Stored items
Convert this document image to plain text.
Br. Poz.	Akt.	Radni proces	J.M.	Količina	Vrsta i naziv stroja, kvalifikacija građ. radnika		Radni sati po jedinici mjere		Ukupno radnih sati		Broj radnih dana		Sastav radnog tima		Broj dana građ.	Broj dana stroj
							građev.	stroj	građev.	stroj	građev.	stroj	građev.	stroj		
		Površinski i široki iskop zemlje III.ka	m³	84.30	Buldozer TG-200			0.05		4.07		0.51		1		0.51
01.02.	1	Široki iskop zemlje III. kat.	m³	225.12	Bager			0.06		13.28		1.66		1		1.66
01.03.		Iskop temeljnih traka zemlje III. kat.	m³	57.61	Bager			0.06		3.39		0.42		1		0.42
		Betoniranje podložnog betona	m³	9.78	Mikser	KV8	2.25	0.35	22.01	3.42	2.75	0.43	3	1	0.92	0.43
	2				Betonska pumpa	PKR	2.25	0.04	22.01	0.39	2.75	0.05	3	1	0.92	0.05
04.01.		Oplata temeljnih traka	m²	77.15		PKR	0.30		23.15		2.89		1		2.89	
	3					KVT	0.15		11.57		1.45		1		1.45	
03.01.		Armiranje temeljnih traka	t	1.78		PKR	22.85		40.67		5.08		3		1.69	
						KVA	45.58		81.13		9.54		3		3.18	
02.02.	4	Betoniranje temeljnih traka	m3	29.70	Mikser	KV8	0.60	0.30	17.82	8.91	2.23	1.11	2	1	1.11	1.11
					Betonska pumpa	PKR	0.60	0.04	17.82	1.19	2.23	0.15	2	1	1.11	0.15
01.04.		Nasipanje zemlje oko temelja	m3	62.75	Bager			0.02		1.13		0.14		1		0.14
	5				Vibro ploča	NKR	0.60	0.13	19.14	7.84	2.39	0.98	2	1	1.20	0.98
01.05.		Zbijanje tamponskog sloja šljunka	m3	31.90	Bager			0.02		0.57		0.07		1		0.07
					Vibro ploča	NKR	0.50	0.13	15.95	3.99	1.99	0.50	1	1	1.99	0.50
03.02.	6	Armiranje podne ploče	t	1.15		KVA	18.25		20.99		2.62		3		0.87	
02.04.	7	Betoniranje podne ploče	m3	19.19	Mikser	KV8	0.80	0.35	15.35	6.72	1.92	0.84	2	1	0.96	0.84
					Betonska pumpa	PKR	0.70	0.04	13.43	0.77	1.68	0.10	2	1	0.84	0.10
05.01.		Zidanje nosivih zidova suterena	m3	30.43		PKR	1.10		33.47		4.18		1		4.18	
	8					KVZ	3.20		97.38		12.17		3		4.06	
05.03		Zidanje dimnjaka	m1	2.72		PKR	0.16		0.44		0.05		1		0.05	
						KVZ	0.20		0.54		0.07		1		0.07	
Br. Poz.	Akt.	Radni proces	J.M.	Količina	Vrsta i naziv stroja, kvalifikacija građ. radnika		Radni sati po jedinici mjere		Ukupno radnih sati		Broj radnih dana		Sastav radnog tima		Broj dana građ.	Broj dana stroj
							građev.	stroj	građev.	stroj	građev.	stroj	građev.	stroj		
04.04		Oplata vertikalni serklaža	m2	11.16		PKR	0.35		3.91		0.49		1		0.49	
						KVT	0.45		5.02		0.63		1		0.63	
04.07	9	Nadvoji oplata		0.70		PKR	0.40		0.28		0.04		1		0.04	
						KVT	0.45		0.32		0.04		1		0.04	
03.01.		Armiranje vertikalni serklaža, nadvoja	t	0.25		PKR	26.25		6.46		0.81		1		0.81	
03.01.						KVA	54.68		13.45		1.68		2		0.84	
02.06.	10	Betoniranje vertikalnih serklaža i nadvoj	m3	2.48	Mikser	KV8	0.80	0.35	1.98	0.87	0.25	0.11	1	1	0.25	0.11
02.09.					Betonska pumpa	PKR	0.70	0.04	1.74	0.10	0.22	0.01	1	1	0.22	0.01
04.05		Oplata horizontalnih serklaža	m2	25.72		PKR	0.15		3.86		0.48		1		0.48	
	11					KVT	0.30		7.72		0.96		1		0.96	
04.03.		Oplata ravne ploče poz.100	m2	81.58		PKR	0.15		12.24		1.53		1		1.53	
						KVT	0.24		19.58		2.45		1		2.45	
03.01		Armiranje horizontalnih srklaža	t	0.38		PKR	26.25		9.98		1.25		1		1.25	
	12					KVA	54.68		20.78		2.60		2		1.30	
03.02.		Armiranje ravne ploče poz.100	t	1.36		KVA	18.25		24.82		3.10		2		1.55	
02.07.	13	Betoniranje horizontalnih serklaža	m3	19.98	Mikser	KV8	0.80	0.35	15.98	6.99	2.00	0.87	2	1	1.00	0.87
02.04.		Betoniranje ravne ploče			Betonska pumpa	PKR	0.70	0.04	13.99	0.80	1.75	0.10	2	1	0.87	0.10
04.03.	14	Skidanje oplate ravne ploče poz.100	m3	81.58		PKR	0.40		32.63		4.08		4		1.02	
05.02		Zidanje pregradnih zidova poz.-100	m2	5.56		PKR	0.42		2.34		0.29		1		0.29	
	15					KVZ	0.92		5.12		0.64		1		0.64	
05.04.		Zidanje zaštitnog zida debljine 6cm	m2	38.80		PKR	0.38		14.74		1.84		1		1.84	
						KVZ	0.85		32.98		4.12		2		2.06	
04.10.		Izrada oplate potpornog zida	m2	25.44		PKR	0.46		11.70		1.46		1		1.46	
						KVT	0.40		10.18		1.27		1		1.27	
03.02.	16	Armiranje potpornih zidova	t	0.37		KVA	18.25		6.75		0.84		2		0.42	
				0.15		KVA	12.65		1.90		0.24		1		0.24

# THE TASK:
Each record above should be returned exactly as it appears.

# REPLY:
Convert this document image to plain text.
Br. Poz.	Akt.	Radni proces	J.M.	Količina	Vrsta i naziv stroja, kvalifikacija građ. radnika		Radni sati po jedinici mjere		Ukupno radnih sati		Broj radnih dana		Sastav radnog tima		Broj dana građ.	Broj dana stroj
							građev.	stroj	građev.	stroj	građev.	stroj	građev.	stroj		
		Površinski i široki iskop zemlje III.ka	m³	84.30	Buldozer TG-200			0.05		4.07		0.51		1		0.51
01.02.	1	Široki iskop zemlje III. kat.	m³	225.12	Bager			0.06		13.28		1.66		1		1.66
01.03.		Iskop temeljnih traka zemlje III. kat.	m³	57.61	Bager			0.06		3.39		0.42		1		0.42
		Betoniranje podložnog betona	m³	9.78	Mikser	KV8	2.25	0.35	22.01	3.42	2.75	0.43	3	1	0.92	0.43
	2				Betonska pumpa	PKR	2.25	0.04	22.01	0.39	2.75	0.05	3	1	0.92	0.05
04.01.		Oplata temeljnih traka	m²	77.15		PKR	0.30		23.15		2.89		1		2.89	
	3					KVT	0.15		11.57		1.45		1		1.45	
03.01.		Armiranje temeljnih traka	t	1.78		PKR	22.85		40.67		5.08		3		1.69	
						KVA	45.58		81.13		9.54		3		3.18	
02.02.	4	Betoniranje temeljnih traka	m3	29.70	Mikser	KV8	0.60	0.30	17.82	8.91	2.23	1.11	2	1	1.11	1.11
					Betonska pumpa	PKR	0.60	0.04	17.82	1.19	2.23	0.15	2	1	1.11	0.15
01.04.		Nasipanje zemlje oko temelja	m3	62.75	Bager			0.02		1.13		0.14		1		0.14
	5				Vibro ploča	NKR	0.60	0.13	19.14	7.84	2.39	0.98	2	1	1.20	0.98
01.05.		Zbijanje tamponskog sloja šljunka	m3	31.90	Bager			0.02		0.57		0.07		1		0.07
					Vibro ploča	NKR	0.50	0.13	15.95	3.99	1.99	0.50	1	1	1.99	0.50
03.02.	6	Armiranje podne ploče	t	1.15		KVA	18.25		20.99		2.62		3		0.87	
02.04.	7	Betoniranje podne ploče	m3	19.19	Mikser	KV8	0.80	0.35	15.35	6.72	1.92	0.84	2	1	0.96	0.84
					Betonska pumpa	PKR	0.70	0.04	13.43	0.77	1.68	0.10	2	1	0.84	0.10
05.01.		Zidanje nosivih zidova suterena	m3	30.43		PKR	1.10		33.47		4.18		1		4.18	
	8					KVZ	3.20		97.38		12.17		3		4.06	
05.03		Zidanje dimnjaka	m1	2.72		PKR	0.16		0.44		0.05		1		0.05	
						KVZ	0.20		0.54		0.07		1		0.07	
Br. Poz.	Akt.	Radni proces	J.M.	Količina	Vrsta i naziv stroja, kvalifikacija građ. radnika		Radni sati po jedinici mjere		Ukupno radnih sati		Broj radnih dana		Sastav radnog tima		Broj dana građ.	Broj dana stroj
							građev.	stroj	građev.	stroj	građev.	stroj	građev.	stroj		
04.04		Oplata vertikalni serklaža	m2	11.16		PKR	0.35		3.91		0.49		1		0.49	
						KVT	0.45		5.02		0.63		1		0.63	
04.07	9	Nadvoji oplata		0.70		PKR	0.40		0.28		0.04		1		0.04	
						KVT	0.45		0.32		0.04		1		0.04	
03.01.		Armiranje vertikalni serklaža, nadvoja	t	0.25		PKR	26.25		6.46		0.81		1		0.81	
03.01.						KVA	54.68		13.45		1.68		2		0.84	
02.06.	10	Betoniranje vertikalnih serklaža i nadvoj	m3	2.48	Mikser	KV8	0.80	0.35	1.98	0.87	0.25	0.11	1	1	0.25	0.11
02.09.					Betonska pumpa	PKR	0.70	0.04	1.74	0.10	0.22	0.01	1	1	0.22	0.01
04.05		Oplata horizontalnih serklaža	m2	25.72		PKR	0.15		3.86		0.48		1		0.48	
	11					KVT	0.30		7.72		0.96		1		0.96	
04.03.		Oplata ravne ploče poz.100	m2	81.58		PKR	0.15		12.24		1.53		1		1.53	
						KVT	0.24		19.58		2.45		1		2.45	
03.01		Armiranje horizontalnih srklaža	t	0.38		PKR	26.25		9.98		1.25		1		1.25	
	12					KVA	54.68		20.78		2.60		2		1.30	
03.02.		Armiranje ravne ploče poz.100	t	1.36		KVA	18.25		24.82		3.10		2		1.55	
02.07.	13	Betoniranje horizontalnih serklaža	m3	19.98	Mikser	KV8	0.80	0.35	15.98	6.99	2.00	0.87	2	1	1.00	0.87
02.04.		Betoniranje ravne ploče			Betonska pumpa	PKR	0.70	0.04	13.99	0.80	1.75	0.10	2	1	0.87	0.10
04.03.	14	Skidanje oplate ravne ploče poz.100	m3	81.58		PKR	0.40		32.63		4.08		4		1.02	
05.02		Zidanje pregradnih zidova poz.-100	m2	5.56		PKR	0.42		2.34		0.29		1		0.29	
	15					KVZ	0.92		5.12		0.64		1		0.64	
05.04.		Zidanje zaštitnog zida debljine 6cm	m2	38.80		PKR	0.38		14.74		1.84		1		1.84	
						KVZ	0.85		32.98		4.12		2		2.06	
04.10.		Izrada oplate potpornog zida	m2	25.44		PKR	0.46		11.70		1.46		1		1.46	
						KVT	0.40		10.18		1.27		1		1.27	
03.02.	16	Armiranje potpornih zidova	t	0.37		KVA	18.25		6.75		0.84		2		0.42	
				0.15		KVA	12.65		1.90		0.24		1		0.24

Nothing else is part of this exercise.